● **Data excerpts**
──────
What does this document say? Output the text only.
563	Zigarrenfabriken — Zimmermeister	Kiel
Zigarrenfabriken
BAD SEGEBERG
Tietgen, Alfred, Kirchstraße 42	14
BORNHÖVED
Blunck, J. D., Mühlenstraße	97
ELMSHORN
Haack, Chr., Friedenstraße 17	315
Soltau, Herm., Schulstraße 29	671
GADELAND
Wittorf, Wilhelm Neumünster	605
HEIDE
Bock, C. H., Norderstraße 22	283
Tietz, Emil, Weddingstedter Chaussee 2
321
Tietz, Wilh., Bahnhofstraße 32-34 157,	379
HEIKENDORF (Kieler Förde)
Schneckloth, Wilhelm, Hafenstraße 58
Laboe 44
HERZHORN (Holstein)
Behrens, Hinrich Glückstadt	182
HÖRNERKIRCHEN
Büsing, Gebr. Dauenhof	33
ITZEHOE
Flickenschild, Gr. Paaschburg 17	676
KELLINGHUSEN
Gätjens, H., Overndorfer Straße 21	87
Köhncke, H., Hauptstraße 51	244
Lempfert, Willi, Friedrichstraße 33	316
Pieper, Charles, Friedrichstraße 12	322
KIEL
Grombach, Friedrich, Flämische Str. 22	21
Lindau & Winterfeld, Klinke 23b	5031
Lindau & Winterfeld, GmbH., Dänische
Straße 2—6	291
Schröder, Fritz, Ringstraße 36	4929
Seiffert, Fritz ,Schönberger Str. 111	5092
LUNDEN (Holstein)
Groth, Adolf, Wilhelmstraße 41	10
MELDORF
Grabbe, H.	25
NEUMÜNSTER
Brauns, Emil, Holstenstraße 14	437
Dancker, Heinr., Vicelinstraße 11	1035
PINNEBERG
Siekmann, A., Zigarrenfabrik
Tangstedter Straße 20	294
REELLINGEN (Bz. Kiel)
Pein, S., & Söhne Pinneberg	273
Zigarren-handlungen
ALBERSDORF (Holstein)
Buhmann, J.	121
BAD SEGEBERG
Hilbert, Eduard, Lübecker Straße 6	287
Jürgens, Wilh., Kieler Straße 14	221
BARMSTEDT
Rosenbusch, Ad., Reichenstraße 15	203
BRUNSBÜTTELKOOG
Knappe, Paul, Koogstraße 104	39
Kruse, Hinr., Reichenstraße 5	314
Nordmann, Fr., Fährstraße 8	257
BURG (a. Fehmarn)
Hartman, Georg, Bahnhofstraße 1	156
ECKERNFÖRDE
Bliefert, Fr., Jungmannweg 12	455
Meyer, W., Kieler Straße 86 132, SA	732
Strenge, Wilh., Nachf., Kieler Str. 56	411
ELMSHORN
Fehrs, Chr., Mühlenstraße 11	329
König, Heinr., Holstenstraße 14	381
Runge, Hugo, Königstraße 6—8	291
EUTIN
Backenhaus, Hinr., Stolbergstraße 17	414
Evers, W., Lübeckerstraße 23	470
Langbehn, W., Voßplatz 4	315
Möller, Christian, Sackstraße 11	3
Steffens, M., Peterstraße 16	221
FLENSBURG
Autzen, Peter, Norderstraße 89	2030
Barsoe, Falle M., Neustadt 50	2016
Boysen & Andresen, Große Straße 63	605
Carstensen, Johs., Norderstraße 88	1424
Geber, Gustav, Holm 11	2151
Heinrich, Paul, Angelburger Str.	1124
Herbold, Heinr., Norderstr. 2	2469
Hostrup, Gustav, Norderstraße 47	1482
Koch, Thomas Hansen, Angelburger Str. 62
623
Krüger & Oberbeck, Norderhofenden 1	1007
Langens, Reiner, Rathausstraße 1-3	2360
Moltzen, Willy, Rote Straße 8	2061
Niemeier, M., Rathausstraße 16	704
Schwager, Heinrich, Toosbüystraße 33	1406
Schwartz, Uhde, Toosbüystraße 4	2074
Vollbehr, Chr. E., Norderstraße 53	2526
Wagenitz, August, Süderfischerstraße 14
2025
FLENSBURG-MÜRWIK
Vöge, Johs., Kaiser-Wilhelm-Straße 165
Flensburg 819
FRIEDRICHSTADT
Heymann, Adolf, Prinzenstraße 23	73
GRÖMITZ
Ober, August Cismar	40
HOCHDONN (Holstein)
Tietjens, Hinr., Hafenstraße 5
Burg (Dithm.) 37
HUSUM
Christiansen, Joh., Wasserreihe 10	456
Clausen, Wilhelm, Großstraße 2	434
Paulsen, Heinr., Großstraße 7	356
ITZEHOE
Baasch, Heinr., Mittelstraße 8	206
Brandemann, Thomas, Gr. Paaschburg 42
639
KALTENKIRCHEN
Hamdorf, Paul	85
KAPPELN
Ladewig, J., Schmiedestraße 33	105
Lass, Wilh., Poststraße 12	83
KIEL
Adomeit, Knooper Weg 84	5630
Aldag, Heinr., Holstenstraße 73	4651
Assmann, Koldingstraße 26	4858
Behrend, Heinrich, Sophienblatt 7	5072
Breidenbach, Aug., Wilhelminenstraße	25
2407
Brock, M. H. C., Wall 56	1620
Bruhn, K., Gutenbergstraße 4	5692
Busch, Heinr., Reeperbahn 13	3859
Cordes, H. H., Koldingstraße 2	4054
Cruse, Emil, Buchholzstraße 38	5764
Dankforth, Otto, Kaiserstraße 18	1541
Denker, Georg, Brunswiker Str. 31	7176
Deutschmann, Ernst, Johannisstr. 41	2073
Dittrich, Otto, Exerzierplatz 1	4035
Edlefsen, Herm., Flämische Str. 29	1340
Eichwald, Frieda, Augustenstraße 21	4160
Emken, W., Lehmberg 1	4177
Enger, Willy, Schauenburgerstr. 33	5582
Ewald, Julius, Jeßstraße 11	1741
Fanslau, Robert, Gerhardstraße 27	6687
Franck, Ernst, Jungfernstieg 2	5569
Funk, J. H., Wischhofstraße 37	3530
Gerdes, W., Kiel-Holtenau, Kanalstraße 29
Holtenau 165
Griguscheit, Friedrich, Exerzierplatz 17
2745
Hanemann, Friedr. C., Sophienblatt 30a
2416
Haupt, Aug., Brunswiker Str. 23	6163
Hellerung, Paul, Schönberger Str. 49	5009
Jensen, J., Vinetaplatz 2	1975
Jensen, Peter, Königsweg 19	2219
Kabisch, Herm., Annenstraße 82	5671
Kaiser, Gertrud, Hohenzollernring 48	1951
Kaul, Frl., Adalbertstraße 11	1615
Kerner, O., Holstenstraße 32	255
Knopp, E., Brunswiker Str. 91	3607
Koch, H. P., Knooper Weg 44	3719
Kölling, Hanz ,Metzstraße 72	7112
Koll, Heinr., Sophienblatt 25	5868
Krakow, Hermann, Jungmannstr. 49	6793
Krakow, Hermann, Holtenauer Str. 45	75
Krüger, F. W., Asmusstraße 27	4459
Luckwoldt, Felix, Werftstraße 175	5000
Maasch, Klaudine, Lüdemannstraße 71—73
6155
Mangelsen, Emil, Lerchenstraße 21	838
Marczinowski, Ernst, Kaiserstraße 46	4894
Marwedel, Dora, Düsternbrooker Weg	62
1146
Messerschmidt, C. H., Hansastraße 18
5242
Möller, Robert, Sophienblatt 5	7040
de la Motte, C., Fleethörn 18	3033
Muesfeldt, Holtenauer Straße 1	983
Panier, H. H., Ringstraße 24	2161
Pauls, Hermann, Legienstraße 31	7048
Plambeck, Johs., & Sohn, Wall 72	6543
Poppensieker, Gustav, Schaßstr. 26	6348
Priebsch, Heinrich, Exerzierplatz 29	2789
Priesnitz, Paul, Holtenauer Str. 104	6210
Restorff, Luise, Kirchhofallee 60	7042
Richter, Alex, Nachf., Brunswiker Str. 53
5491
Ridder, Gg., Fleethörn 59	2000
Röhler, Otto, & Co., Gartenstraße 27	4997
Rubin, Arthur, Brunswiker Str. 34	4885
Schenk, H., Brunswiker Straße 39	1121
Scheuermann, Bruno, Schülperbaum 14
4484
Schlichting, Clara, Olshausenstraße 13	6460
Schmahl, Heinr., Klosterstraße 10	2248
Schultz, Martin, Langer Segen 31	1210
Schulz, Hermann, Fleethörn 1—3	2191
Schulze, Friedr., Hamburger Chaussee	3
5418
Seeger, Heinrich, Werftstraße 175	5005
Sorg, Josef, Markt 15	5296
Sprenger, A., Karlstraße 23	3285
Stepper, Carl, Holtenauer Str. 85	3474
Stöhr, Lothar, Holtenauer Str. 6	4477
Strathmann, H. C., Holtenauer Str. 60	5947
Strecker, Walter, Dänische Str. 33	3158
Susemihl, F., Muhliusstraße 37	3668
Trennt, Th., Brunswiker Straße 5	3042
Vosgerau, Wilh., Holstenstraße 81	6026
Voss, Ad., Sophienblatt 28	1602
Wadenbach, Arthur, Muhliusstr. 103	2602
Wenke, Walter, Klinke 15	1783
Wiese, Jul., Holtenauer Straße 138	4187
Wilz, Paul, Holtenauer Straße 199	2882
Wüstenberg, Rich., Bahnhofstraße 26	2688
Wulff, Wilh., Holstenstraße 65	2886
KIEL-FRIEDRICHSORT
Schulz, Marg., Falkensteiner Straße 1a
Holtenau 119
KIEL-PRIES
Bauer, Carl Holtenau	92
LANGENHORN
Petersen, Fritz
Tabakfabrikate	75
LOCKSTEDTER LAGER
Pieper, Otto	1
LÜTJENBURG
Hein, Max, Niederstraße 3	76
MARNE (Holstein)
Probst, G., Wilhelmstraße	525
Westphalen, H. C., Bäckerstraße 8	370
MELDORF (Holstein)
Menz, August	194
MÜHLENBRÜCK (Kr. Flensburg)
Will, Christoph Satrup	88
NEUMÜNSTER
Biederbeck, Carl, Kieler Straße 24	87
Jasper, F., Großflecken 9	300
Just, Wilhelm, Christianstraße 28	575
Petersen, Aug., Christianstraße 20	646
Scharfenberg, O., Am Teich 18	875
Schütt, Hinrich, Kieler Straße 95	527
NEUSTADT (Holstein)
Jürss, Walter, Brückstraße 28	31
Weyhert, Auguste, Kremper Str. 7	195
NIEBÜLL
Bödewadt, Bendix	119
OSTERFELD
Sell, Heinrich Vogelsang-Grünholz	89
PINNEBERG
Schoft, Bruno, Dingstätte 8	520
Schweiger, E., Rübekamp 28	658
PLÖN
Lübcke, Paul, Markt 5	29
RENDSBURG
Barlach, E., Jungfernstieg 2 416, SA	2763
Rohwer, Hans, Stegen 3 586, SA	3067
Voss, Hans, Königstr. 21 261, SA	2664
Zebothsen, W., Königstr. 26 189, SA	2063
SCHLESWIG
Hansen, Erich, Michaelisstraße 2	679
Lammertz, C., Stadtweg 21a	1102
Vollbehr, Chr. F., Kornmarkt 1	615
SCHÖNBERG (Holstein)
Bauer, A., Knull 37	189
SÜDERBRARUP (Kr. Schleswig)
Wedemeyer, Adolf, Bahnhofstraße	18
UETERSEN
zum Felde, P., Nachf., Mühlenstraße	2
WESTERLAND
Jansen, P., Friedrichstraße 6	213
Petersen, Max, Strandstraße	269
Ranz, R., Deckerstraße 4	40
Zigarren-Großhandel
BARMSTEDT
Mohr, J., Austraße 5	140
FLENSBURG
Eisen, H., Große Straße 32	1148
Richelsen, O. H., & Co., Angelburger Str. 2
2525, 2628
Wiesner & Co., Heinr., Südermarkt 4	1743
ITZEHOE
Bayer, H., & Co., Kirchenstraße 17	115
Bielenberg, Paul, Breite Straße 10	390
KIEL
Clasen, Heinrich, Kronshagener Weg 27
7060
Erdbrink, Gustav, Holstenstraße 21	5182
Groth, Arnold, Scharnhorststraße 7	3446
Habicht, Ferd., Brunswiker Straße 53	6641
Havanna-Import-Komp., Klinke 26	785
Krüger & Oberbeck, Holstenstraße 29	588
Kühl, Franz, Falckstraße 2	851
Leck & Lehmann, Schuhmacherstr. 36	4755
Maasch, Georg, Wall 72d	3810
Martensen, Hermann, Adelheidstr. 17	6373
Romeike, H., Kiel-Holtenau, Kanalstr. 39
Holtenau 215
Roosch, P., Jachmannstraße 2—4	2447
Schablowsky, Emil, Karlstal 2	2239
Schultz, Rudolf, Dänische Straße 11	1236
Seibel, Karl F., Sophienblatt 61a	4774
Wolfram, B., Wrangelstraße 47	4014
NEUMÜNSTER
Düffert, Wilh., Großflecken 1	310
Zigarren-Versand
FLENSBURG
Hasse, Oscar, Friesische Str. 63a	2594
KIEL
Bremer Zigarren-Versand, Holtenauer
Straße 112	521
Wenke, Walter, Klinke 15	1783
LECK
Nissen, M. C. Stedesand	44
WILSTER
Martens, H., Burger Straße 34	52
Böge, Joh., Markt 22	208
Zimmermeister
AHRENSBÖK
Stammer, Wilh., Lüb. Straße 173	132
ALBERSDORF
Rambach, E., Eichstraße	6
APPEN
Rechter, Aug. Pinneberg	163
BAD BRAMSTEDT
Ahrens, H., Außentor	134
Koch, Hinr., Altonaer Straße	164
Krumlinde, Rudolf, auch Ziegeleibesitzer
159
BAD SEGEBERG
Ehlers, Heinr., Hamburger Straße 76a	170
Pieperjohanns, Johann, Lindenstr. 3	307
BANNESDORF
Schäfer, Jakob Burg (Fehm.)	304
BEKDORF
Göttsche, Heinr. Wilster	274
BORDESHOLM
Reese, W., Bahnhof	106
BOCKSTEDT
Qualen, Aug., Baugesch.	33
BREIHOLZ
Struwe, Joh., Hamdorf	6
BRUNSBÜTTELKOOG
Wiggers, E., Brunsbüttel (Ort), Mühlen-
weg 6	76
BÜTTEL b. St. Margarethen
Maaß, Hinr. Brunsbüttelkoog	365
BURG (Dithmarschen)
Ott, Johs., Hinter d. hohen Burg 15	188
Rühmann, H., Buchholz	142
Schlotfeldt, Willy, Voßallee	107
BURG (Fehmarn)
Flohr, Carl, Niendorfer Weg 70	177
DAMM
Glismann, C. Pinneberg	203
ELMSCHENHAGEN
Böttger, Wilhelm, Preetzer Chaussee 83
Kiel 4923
──────
● **WORK REQUIRED**
Go through the material and copy out every line with "Sophienblatt" in it.

● **RESULT FOR THIS EXERCISE**
Behrend, Heinrich, Sophienblatt 7	5072
Hanemann, Friedr. C., Sophienblatt 30a
Koll, Heinr., Sophienblatt 25	5868
Möller, Robert, Sophienblatt 5	7040
Voss, Ad., Sophienblatt 28	1602
Seibel, Karl F., Sophienblatt 61a	4774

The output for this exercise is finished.